== What you have to do ==
Reproduce every entry in the listing without alteration.

(Stored dataset items)
[START]

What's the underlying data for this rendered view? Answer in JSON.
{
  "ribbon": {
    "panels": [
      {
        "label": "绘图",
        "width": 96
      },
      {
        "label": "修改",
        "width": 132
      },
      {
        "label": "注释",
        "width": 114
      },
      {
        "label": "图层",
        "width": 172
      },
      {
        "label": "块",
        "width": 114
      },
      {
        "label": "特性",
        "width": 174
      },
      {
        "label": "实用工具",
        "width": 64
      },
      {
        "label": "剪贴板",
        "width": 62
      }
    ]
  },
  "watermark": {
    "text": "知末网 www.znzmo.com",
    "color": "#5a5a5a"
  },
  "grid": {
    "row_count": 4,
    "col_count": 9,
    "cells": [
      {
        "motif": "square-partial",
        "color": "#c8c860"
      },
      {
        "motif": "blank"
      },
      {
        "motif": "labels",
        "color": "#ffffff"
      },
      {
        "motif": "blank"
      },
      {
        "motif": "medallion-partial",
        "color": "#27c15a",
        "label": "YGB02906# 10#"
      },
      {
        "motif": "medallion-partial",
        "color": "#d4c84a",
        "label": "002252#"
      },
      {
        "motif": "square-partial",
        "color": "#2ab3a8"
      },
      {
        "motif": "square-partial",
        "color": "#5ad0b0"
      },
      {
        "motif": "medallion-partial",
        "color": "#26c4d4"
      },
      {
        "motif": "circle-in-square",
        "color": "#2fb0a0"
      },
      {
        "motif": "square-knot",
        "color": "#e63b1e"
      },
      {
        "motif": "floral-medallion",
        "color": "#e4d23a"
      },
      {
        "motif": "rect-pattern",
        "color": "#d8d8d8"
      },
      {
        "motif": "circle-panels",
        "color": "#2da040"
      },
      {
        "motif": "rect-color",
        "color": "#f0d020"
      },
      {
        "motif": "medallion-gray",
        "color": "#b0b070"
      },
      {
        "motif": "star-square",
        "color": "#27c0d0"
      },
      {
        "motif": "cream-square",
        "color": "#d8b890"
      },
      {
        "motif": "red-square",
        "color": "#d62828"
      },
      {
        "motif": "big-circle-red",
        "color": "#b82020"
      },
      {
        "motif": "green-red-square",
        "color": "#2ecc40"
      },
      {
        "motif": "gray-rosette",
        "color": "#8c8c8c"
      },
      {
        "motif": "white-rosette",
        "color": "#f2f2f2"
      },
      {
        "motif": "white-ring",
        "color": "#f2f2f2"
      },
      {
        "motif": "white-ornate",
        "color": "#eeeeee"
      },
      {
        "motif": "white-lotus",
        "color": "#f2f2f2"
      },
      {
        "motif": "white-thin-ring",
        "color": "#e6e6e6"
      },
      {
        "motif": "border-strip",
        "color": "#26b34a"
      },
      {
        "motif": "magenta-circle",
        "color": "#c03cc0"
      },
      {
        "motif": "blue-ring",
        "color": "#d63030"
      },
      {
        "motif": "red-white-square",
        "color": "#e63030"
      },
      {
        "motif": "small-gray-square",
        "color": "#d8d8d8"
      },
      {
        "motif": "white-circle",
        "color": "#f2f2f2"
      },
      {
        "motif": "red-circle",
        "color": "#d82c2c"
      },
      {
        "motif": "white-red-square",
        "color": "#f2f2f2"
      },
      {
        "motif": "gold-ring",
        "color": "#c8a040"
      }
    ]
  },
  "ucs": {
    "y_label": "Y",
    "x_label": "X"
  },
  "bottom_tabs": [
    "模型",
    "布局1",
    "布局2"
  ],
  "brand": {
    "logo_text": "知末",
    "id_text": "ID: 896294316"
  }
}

[END]

== Written response ==
What's the underlying data for this rendered view? Answer in JSON.
{
  "ribbon": {
    "panels": [
      {
        "label": "绘图",
        "width": 96
      },
      {
        "label": "修改",
        "width": 132
      },
      {
        "label": "注释",
        "width": 114
      },
      {
        "label": "图层",
        "width": 172
      },
      {
        "label": "块",
        "width": 114
      },
      {
        "label": "特性",
        "width": 174
      },
      {
        "label": "实用工具",
        "width": 64
      },
      {
        "label": "剪贴板",
        "width": 62
      }
    ]
  },
  "watermark": {
    "text": "知末网 www.znzmo.com",
    "color": "#5a5a5a"
  },
  "grid": {
    "row_count": 4,
    "col_count": 9,
    "cells": [
      {
        "motif": "square-partial",
        "color": "#c8c860"
      },
      {
        "motif": "blank"
      },
      {
        "motif": "labels",
        "color": "#ffffff"
      },
      {
        "motif": "blank"
      },
      {
        "motif": "medallion-partial",
        "color": "#27c15a",
        "label": "YGB02906# 10#"
      },
      {
        "motif": "medallion-partial",
        "color": "#d4c84a",
        "label": "002252#"
      },
      {
        "motif": "square-partial",
        "color": "#2ab3a8"
      },
      {
        "motif": "square-partial",
        "color": "#5ad0b0"
      },
      {
        "motif": "medallion-partial",
        "color": "#26c4d4"
      },
      {
        "motif": "circle-in-square",
        "color": "#2fb0a0"
      },
      {
        "motif": "square-knot",
        "color": "#e63b1e"
      },
      {
        "motif": "floral-medallion",
        "color": "#e4d23a"
      },
      {
        "motif": "rect-pattern",
        "color": "#d8d8d8"
      },
      {
        "motif": "circle-panels",
        "color": "#2da040"
      },
      {
        "motif": "rect-color",
        "color": "#f0d020"
      },
      {
        "motif": "medallion-gray",
        "color": "#b0b070"
      },
      {
        "motif": "star-square",
        "color": "#27c0d0"
      },
      {
        "motif": "cream-square",
        "color": "#d8b890"
      },
      {
        "motif": "red-square",
        "color": "#d62828"
      },
      {
        "motif": "big-circle-red",
        "color": "#b82020"
      },
      {
        "motif": "green-red-square",
        "color": "#2ecc40"
      },
      {
        "motif": "gray-rosette",
        "color": "#8c8c8c"
      },
      {
        "motif": "white-rosette",
        "color": "#f2f2f2"
      },
      {
        "motif": "white-ring",
        "color": "#f2f2f2"
      },
      {
        "motif": "white-ornate",
        "color": "#eeeeee"
      },
      {
        "motif": "white-lotus",
        "color": "#f2f2f2"
      },
      {
        "motif": "white-thin-ring",
        "color": "#e6e6e6"
      },
      {
        "motif": "border-strip",
        "color": "#26b34a"
      },
      {
        "motif": "magenta-circle",
        "color": "#c03cc0"
      },
      {
        "motif": "blue-ring",
        "color": "#d63030"
      },
      {
        "motif": "red-white-square",
        "color": "#e63030"
      },
      {
        "motif": "small-gray-square",
        "color": "#d8d8d8"
      },
      {
        "motif": "white-circle",
        "color": "#f2f2f2"
      },
      {
        "motif": "red-circle",
        "color": "#d82c2c"
      },
      {
        "motif": "white-red-square",
        "color": "#f2f2f2"
      },
      {
        "motif": "gold-ring",
        "color": "#c8a040"
      }
    ]
  },
  "ucs": {
    "y_label": "Y",
    "x_label": "X"
  },
  "bottom_tabs": [
    "模型",
    "布局1",
    "布局2"
  ],
  "brand": {
    "logo_text": "知末",
    "id_text": "ID: 896294316"
  }
}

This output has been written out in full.